— START OF Stored data —

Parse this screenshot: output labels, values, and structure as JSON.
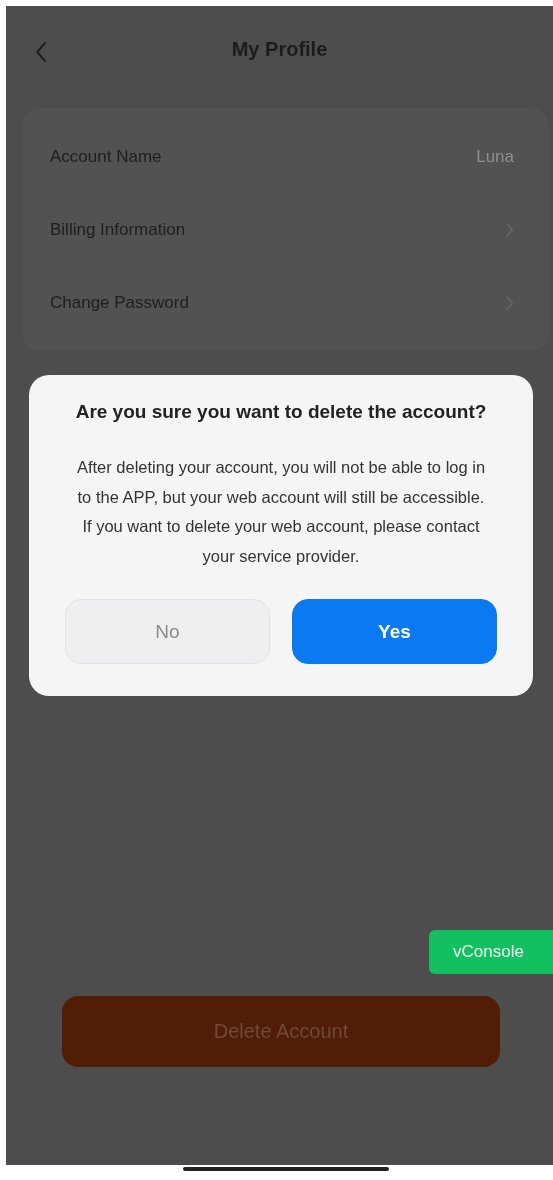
{
  "header": {
    "title": "My Profile"
  },
  "settings": [
    {
      "kind": "value",
      "label": "Account Name",
      "value": "Luna"
    },
    {
      "kind": "link",
      "label": "Billing Information"
    },
    {
      "kind": "link",
      "label": "Change Password"
    }
  ],
  "delete_button": {
    "label": "Delete Account"
  },
  "dialog": {
    "title": "Are you sure you want to delete the account?",
    "message": "After deleting your account, you will not be able to log in to the APP, but your web account will still be accessible. If you want to delete your web account, please contact your service provider.",
    "buttons": [
      {
        "label": "No",
        "primary": false
      },
      {
        "label": "Yes",
        "primary": true
      }
    ]
  },
  "vconsole_button": {
    "label": "vConsole"
  }
}
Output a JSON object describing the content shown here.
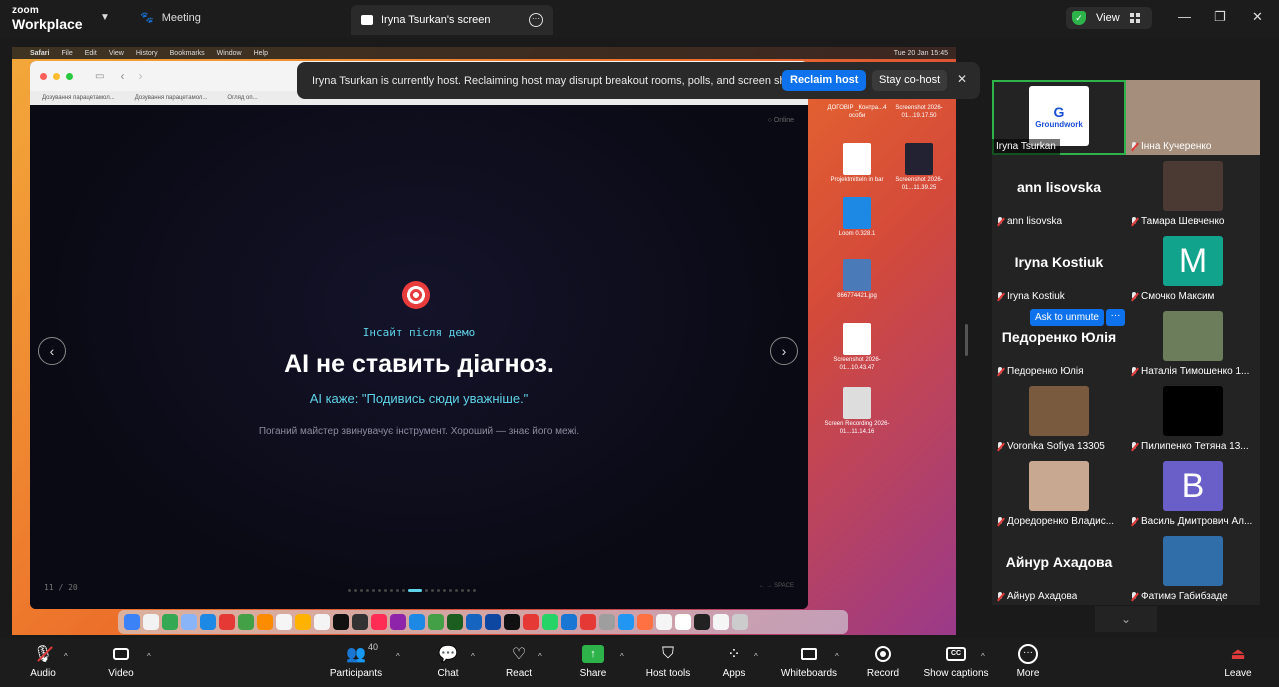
{
  "app": {
    "brand_line1": "zoom",
    "brand_line2": "Workplace"
  },
  "tabs": {
    "meeting": "Meeting",
    "screen": "Iryna Tsurkan's screen"
  },
  "view": {
    "label": "View"
  },
  "window": {
    "minimize": "—",
    "restore": "❐",
    "close": "✕"
  },
  "mac_menubar": {
    "items": [
      "Safari",
      "File",
      "Edit",
      "View",
      "History",
      "Bookmarks",
      "Window",
      "Help"
    ],
    "clock": "Tue 20 Jan  15:45"
  },
  "safari": {
    "bookmarks": [
      "Дозування парацетамол...",
      "Дозування парацетамол...",
      "Огляд оп..."
    ]
  },
  "slide": {
    "kicker": "Інсайт після демо",
    "title": "AI не ставить діагноз.",
    "subtitle": "AI каже: \"Подивись сюди уважніше.\"",
    "note": "Поганий майстер звинувачує інструмент. Хороший — знає його межі.",
    "page": "11 / 20",
    "status": "○ Online",
    "space_hint": "← → SPACE",
    "current_index": 11,
    "total": 20
  },
  "desktop_icons": [
    {
      "label": "ДОГОВІР _Контра...4 особи"
    },
    {
      "label": "Screenshot 2026-01...19.17.50"
    },
    {
      "label": "Projektmitteln in bar"
    },
    {
      "label": "Screenshot 2026-01...11.39.25"
    },
    {
      "label": "Loom 0.328.1"
    },
    {
      "label": "866774421.jpg"
    },
    {
      "label": "Screenshot 2026-01...10.43.47"
    },
    {
      "label": "Screen Recording 2026-01...11.14.16"
    }
  ],
  "banner": {
    "message": "Iryna Tsurkan is currently host. Reclaiming host may disrupt breakout rooms, polls, and screen share",
    "reclaim": "Reclaim host",
    "stay": "Stay co-host",
    "close": "✕"
  },
  "participants_panel": {
    "tiles": [
      {
        "name": "Iryna Tsurkan",
        "muted": false,
        "kind": "logo",
        "logo_text": "Groundwork",
        "logo_mark": "G"
      },
      {
        "name": "Інна Кучеренко",
        "muted": true,
        "kind": "photo",
        "color": "#a58f7c"
      },
      {
        "name": "ann lisovska",
        "muted": true,
        "kind": "text",
        "big": "ann lisovska"
      },
      {
        "name": "Тамара Шевченко",
        "muted": true,
        "kind": "photo",
        "color": "#4b3a33"
      },
      {
        "name": "Iryna Kostiuk",
        "muted": true,
        "kind": "text",
        "big": "Iryna Kostiuk"
      },
      {
        "name": "Смочко Максим",
        "muted": true,
        "kind": "letter",
        "letter": "M",
        "color": "#12a38c"
      },
      {
        "name": "Педоренко Юлія",
        "muted": true,
        "kind": "text",
        "big": "Педоренко Юлія"
      },
      {
        "name": "Наталія Тимошенко 1...",
        "muted": true,
        "kind": "photo",
        "color": "#6b7d5a"
      },
      {
        "name": "Voronka Sofiya 13305",
        "muted": true,
        "kind": "photo",
        "color": "#7a5a3e"
      },
      {
        "name": "Пилипенко Тетяна 13...",
        "muted": true,
        "kind": "photo",
        "color": "#000000"
      },
      {
        "name": "Доредоренко Владис...",
        "muted": true,
        "kind": "photo",
        "color": "#c9a892"
      },
      {
        "name": "Василь Дмитрович Ал...",
        "muted": true,
        "kind": "letter",
        "letter": "B",
        "color": "#6a5fc9"
      },
      {
        "name": "Айнур Ахадова",
        "muted": true,
        "kind": "text",
        "big": "Айнур Ахадова"
      },
      {
        "name": "Фатимэ Габибзаде",
        "muted": true,
        "kind": "photo",
        "color": "#2f6ea8"
      }
    ],
    "ask_to_unmute": "Ask to unmute",
    "more": "···"
  },
  "toolbar": {
    "audio": "Audio",
    "video": "Video",
    "participants": "Participants",
    "participant_count": "40",
    "chat": "Chat",
    "react": "React",
    "share": "Share",
    "host_tools": "Host tools",
    "apps": "Apps",
    "whiteboards": "Whiteboards",
    "record": "Record",
    "captions": "Show captions",
    "more": "More",
    "leave": "Leave"
  },
  "colors": {
    "accent": "#0e72ed",
    "active_speaker": "#2db34a",
    "mute_red": "#e03b3b",
    "slide_cyan": "#5fd3e8"
  }
}
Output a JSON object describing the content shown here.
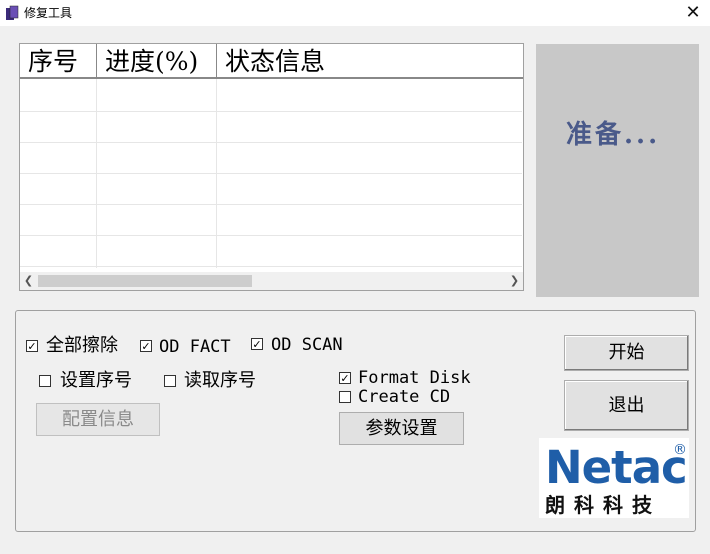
{
  "window": {
    "title": "修复工具",
    "close_symbol": "✕"
  },
  "table": {
    "columns": [
      "序号",
      "进度(%)",
      "状态信息"
    ],
    "rows": []
  },
  "status": {
    "text": "准备..."
  },
  "options": {
    "erase_all": {
      "label": "全部擦除",
      "checked": true
    },
    "od_fact": {
      "label": "OD FACT",
      "checked": true
    },
    "od_scan": {
      "label": "OD SCAN",
      "checked": true
    },
    "set_serial": {
      "label": "设置序号",
      "checked": false
    },
    "read_serial": {
      "label": "读取序号",
      "checked": false
    },
    "format_disk": {
      "label": "Format Disk",
      "checked": true
    },
    "create_cd": {
      "label": "Create CD",
      "checked": false
    }
  },
  "buttons": {
    "config_info": "配置信息",
    "param_settings": "参数设置",
    "start": "开始",
    "exit": "退出"
  },
  "logo": {
    "brand": "Netac",
    "registered": "®",
    "chinese": "朗科科技"
  },
  "colors": {
    "status_text": "#4a5a8a",
    "logo_blue": "#1f5ea8"
  }
}
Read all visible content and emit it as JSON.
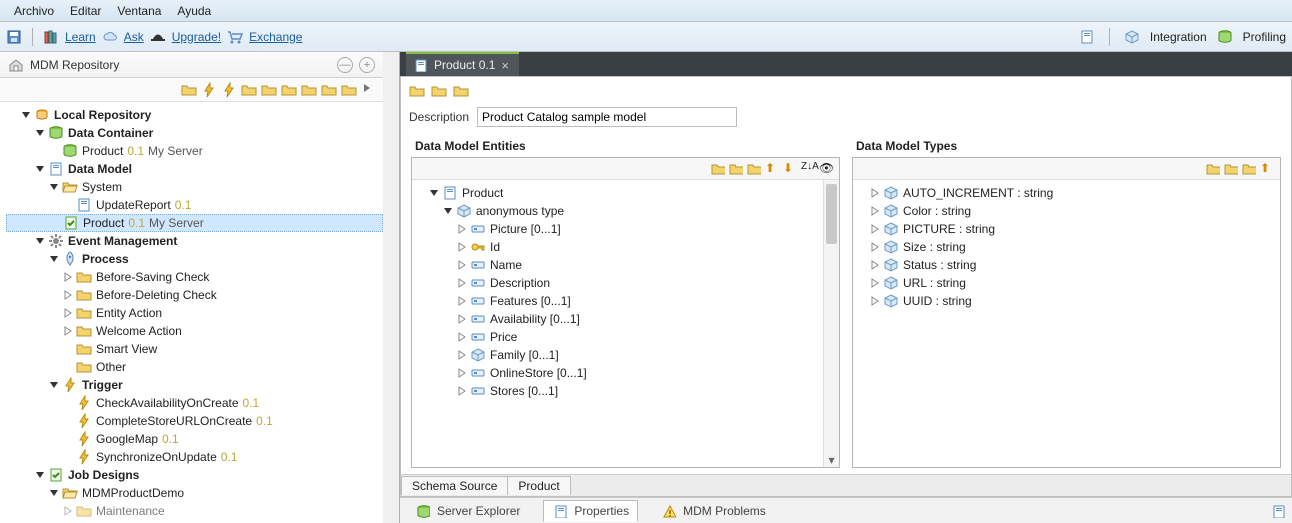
{
  "menu": {
    "file": "Archivo",
    "edit": "Editar",
    "window": "Ventana",
    "help": "Ayuda"
  },
  "toolbar": {
    "learn": "Learn",
    "ask": "Ask",
    "upgrade": "Upgrade!",
    "exchange": "Exchange",
    "integration": "Integration",
    "profiling": "Profiling"
  },
  "repoView": {
    "title": "MDM Repository"
  },
  "tree": {
    "local": "Local Repository",
    "dataContainer": "Data Container",
    "dcProduct": "Product",
    "dcProductVer": "0.1",
    "dcProductSrv": "My Server",
    "dataModel": "Data Model",
    "system": "System",
    "updateReport": "UpdateReport",
    "updateReportVer": "0.1",
    "dmProduct": "Product",
    "dmProductVer": "0.1",
    "dmProductSrv": "My Server",
    "eventMgmt": "Event Management",
    "process": "Process",
    "beforeSaving": "Before-Saving Check",
    "beforeDeleting": "Before-Deleting Check",
    "entityAction": "Entity Action",
    "welcomeAction": "Welcome Action",
    "smartView": "Smart View",
    "other": "Other",
    "trigger": "Trigger",
    "trg1": "CheckAvailabilityOnCreate",
    "trg1v": "0.1",
    "trg2": "CompleteStoreURLOnCreate",
    "trg2v": "0.1",
    "trg3": "GoogleMap",
    "trg3v": "0.1",
    "trg4": "SynchronizeOnUpdate",
    "trg4v": "0.1",
    "jobDesigns": "Job Designs",
    "mdmDemo": "MDMProductDemo",
    "maintenance": "Maintenance"
  },
  "editor": {
    "tabTitle": "Product 0.1",
    "descLabel": "Description",
    "descValue": "Product Catalog sample model",
    "entitiesTitle": "Data Model Entities",
    "typesTitle": "Data Model Types",
    "bottomTabs": {
      "schema": "Schema Source",
      "product": "Product"
    }
  },
  "entities": {
    "root": "Product",
    "anon": "anonymous type",
    "picture": "Picture  [0...1]",
    "id": "Id",
    "name": "Name",
    "description": "Description",
    "features": "Features  [0...1]",
    "availability": "Availability  [0...1]",
    "price": "Price",
    "family": "Family  [0...1]",
    "onlineStore": "OnlineStore  [0...1]",
    "stores": "Stores  [0...1]"
  },
  "types": {
    "t1": "AUTO_INCREMENT : string",
    "t2": "Color : string",
    "t3": "PICTURE : string",
    "t4": "Size : string",
    "t5": "Status : string",
    "t6": "URL : string",
    "t7": "UUID : string"
  },
  "views": {
    "serverExplorer": "Server Explorer",
    "properties": "Properties",
    "mdmProblems": "MDM Problems"
  }
}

— END OF Stored data —

Stated task>
Pick out every line holding the string "letter" and return it.

Result>
        "kind": "letter",
        "letter": "M",
        "kind": "letter",
        "letter": "B",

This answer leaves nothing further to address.